Task objective -> Copy every entry precisely.

------ Supplied entries ------

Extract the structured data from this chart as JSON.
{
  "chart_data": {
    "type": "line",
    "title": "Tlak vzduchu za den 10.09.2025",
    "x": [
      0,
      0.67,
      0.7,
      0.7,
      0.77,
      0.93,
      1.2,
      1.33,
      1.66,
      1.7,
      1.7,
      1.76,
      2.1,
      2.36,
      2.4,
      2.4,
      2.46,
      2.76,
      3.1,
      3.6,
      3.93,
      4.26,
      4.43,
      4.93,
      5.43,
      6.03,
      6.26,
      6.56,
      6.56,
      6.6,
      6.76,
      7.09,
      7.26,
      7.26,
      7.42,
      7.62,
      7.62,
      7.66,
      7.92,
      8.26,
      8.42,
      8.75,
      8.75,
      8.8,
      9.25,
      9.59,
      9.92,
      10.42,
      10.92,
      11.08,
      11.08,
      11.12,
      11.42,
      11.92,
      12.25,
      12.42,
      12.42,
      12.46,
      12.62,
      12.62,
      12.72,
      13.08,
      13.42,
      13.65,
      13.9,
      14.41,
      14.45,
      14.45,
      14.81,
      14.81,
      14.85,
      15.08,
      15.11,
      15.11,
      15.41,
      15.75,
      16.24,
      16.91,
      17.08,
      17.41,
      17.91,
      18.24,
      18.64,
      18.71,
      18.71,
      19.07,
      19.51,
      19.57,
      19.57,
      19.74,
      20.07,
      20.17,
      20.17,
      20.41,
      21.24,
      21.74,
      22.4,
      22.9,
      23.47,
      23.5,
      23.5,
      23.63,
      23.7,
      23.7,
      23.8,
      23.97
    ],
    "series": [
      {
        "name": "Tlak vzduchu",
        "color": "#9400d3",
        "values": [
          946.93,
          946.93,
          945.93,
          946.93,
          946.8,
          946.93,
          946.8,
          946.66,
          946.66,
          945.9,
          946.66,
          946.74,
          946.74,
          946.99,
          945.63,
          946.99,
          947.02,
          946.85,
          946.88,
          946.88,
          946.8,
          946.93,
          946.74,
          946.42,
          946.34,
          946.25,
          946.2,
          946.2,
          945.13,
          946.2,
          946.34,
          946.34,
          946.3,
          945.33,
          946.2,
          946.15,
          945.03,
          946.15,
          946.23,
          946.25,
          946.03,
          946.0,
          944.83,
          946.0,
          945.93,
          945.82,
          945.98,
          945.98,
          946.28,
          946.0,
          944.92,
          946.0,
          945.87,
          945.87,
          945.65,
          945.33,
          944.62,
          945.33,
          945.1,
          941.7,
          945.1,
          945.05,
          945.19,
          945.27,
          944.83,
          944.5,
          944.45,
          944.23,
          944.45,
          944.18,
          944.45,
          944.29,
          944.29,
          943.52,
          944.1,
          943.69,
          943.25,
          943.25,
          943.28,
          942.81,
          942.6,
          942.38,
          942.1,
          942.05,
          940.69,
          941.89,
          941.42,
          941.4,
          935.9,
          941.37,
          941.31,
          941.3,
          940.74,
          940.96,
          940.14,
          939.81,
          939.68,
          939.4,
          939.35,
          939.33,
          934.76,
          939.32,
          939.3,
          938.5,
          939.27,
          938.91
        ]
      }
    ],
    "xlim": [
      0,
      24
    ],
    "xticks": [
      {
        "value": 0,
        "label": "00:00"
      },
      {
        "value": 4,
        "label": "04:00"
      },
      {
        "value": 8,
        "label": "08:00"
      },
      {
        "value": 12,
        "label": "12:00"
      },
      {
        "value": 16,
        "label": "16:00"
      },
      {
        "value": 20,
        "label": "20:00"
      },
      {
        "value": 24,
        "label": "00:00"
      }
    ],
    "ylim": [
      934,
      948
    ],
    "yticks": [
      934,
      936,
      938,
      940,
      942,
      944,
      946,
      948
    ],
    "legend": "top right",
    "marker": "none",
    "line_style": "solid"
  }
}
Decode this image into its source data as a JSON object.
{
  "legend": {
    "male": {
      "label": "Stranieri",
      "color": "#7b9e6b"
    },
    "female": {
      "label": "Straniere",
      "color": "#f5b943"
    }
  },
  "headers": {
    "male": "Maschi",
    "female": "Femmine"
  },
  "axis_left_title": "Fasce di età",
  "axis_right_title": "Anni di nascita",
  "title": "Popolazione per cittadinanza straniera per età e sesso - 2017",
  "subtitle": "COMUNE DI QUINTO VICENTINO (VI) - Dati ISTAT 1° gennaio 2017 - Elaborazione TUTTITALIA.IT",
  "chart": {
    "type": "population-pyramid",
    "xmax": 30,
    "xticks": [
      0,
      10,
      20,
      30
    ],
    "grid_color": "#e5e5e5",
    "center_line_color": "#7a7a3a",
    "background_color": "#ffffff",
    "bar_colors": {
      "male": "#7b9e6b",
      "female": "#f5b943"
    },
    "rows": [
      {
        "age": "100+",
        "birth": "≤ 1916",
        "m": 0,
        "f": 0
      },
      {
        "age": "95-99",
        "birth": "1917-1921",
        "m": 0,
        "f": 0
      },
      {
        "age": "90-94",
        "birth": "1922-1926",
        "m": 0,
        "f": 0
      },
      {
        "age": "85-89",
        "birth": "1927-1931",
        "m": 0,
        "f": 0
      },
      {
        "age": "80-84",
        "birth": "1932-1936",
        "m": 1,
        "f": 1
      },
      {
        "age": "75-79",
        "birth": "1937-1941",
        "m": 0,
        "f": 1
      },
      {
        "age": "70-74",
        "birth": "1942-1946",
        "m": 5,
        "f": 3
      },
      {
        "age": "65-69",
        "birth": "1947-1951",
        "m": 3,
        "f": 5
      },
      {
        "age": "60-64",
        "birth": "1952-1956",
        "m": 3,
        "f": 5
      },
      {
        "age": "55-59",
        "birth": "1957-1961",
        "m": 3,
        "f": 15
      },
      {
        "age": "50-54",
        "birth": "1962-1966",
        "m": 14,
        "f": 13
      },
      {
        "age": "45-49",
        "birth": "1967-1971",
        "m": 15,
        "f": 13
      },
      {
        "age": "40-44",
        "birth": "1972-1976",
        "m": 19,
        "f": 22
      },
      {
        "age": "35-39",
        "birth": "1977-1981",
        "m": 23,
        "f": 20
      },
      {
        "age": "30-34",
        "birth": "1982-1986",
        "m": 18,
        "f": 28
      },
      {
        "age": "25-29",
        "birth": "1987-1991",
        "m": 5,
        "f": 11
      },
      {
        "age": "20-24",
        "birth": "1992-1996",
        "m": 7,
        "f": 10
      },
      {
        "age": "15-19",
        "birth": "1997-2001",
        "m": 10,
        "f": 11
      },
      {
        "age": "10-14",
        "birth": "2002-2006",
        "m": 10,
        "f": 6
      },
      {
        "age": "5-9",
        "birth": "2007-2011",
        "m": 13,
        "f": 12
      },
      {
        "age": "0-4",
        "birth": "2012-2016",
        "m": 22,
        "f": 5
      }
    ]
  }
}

------

Solution to this exercise ->
Extract the structured data from this chart as JSON.
{
  "chart_data": {
    "type": "line",
    "title": "Tlak vzduchu za den 10.09.2025",
    "x": [
      0,
      0.67,
      0.7,
      0.7,
      0.77,
      0.93,
      1.2,
      1.33,
      1.66,
      1.7,
      1.7,
      1.76,
      2.1,
      2.36,
      2.4,
      2.4,
      2.46,
      2.76,
      3.1,
      3.6,
      3.93,
      4.26,
      4.43,
      4.93,
      5.43,
      6.03,
      6.26,
      6.56,
      6.56,
      6.6,
      6.76,
      7.09,
      7.26,
      7.26,
      7.42,
      7.62,
      7.62,
      7.66,
      7.92,
      8.26,
      8.42,
      8.75,
      8.75,
      8.8,
      9.25,
      9.59,
      9.92,
      10.42,
      10.92,
      11.08,
      11.08,
      11.12,
      11.42,
      11.92,
      12.25,
      12.42,
      12.42,
      12.46,
      12.62,
      12.62,
      12.72,
      13.08,
      13.42,
      13.65,
      13.9,
      14.41,
      14.45,
      14.45,
      14.81,
      14.81,
      14.85,
      15.08,
      15.11,
      15.11,
      15.41,
      15.75,
      16.24,
      16.91,
      17.08,
      17.41,
      17.91,
      18.24,
      18.64,
      18.71,
      18.71,
      19.07,
      19.51,
      19.57,
      19.57,
      19.74,
      20.07,
      20.17,
      20.17,
      20.41,
      21.24,
      21.74,
      22.4,
      22.9,
      23.47,
      23.5,
      23.5,
      23.63,
      23.7,
      23.7,
      23.8,
      23.97
    ],
    "series": [
      {
        "name": "Tlak vzduchu",
        "color": "#9400d3",
        "values": [
          946.93,
          946.93,
          945.93,
          946.93,
          946.8,
          946.93,
          946.8,
          946.66,
          946.66,
          945.9,
          946.66,
          946.74,
          946.74,
          946.99,
          945.63,
          946.99,
          947.02,
          946.85,
          946.88,
          946.88,
          946.8,
          946.93,
          946.74,
          946.42,
          946.34,
          946.25,
          946.2,
          946.2,
          945.13,
          946.2,
          946.34,
          946.34,
          946.3,
          945.33,
          946.2,
          946.15,
          945.03,
          946.15,
          946.23,
          946.25,
          946.03,
          946.0,
          944.83,
          946.0,
          945.93,
          945.82,
          945.98,
          945.98,
          946.28,
          946.0,
          944.92,
          946.0,
          945.87,
          945.87,
          945.65,
          945.33,
          944.62,
          945.33,
          945.1,
          941.7,
          945.1,
          945.05,
          945.19,
          945.27,
          944.83,
          944.5,
          944.45,
          944.23,
          944.45,
          944.18,
          944.45,
          944.29,
          944.29,
          943.52,
          944.1,
          943.69,
          943.25,
          943.25,
          943.28,
          942.81,
          942.6,
          942.38,
          942.1,
          942.05,
          940.69,
          941.89,
          941.42,
          941.4,
          935.9,
          941.37,
          941.31,
          941.3,
          940.74,
          940.96,
          940.14,
          939.81,
          939.68,
          939.4,
          939.35,
          939.33,
          934.76,
          939.32,
          939.3,
          938.5,
          939.27,
          938.91
        ]
      }
    ],
    "xlim": [
      0,
      24
    ],
    "xticks": [
      {
        "value": 0,
        "label": "00:00"
      },
      {
        "value": 4,
        "label": "04:00"
      },
      {
        "value": 8,
        "label": "08:00"
      },
      {
        "value": 12,
        "label": "12:00"
      },
      {
        "value": 16,
        "label": "16:00"
      },
      {
        "value": 20,
        "label": "20:00"
      },
      {
        "value": 24,
        "label": "00:00"
      }
    ],
    "ylim": [
      934,
      948
    ],
    "yticks": [
      934,
      936,
      938,
      940,
      942,
      944,
      946,
      948
    ],
    "legend": "top right",
    "marker": "none",
    "line_style": "solid"
  }
}
Decode this image into its source data as a JSON object.
{
  "legend": {
    "male": {
      "label": "Stranieri",
      "color": "#7b9e6b"
    },
    "female": {
      "label": "Straniere",
      "color": "#f5b943"
    }
  },
  "headers": {
    "male": "Maschi",
    "female": "Femmine"
  },
  "axis_left_title": "Fasce di età",
  "axis_right_title": "Anni di nascita",
  "title": "Popolazione per cittadinanza straniera per età e sesso - 2017",
  "subtitle": "COMUNE DI QUINTO VICENTINO (VI) - Dati ISTAT 1° gennaio 2017 - Elaborazione TUTTITALIA.IT",
  "chart": {
    "type": "population-pyramid",
    "xmax": 30,
    "xticks": [
      0,
      10,
      20,
      30
    ],
    "grid_color": "#e5e5e5",
    "center_line_color": "#7a7a3a",
    "background_color": "#ffffff",
    "bar_colors": {
      "male": "#7b9e6b",
      "female": "#f5b943"
    },
    "rows": [
      {
        "age": "100+",
        "birth": "≤ 1916",
        "m": 0,
        "f": 0
      },
      {
        "age": "95-99",
        "birth": "1917-1921",
        "m": 0,
        "f": 0
      },
      {
        "age": "90-94",
        "birth": "1922-1926",
        "m": 0,
        "f": 0
      },
      {
        "age": "85-89",
        "birth": "1927-1931",
        "m": 0,
        "f": 0
      },
      {
        "age": "80-84",
        "birth": "1932-1936",
        "m": 1,
        "f": 1
      },
      {
        "age": "75-79",
        "birth": "1937-1941",
        "m": 0,
        "f": 1
      },
      {
        "age": "70-74",
        "birth": "1942-1946",
        "m": 5,
        "f": 3
      },
      {
        "age": "65-69",
        "birth": "1947-1951",
        "m": 3,
        "f": 5
      },
      {
        "age": "60-64",
        "birth": "1952-1956",
        "m": 3,
        "f": 5
      },
      {
        "age": "55-59",
        "birth": "1957-1961",
        "m": 3,
        "f": 15
      },
      {
        "age": "50-54",
        "birth": "1962-1966",
        "m": 14,
        "f": 13
      },
      {
        "age": "45-49",
        "birth": "1967-1971",
        "m": 15,
        "f": 13
      },
      {
        "age": "40-44",
        "birth": "1972-1976",
        "m": 19,
        "f": 22
      },
      {
        "age": "35-39",
        "birth": "1977-1981",
        "m": 23,
        "f": 20
      },
      {
        "age": "30-34",
        "birth": "1982-1986",
        "m": 18,
        "f": 28
      },
      {
        "age": "25-29",
        "birth": "1987-1991",
        "m": 5,
        "f": 11
      },
      {
        "age": "20-24",
        "birth": "1992-1996",
        "m": 7,
        "f": 10
      },
      {
        "age": "15-19",
        "birth": "1997-2001",
        "m": 10,
        "f": 11
      },
      {
        "age": "10-14",
        "birth": "2002-2006",
        "m": 10,
        "f": 6
      },
      {
        "age": "5-9",
        "birth": "2007-2011",
        "m": 13,
        "f": 12
      },
      {
        "age": "0-4",
        "birth": "2012-2016",
        "m": 22,
        "f": 5
      }
    ]
  }
}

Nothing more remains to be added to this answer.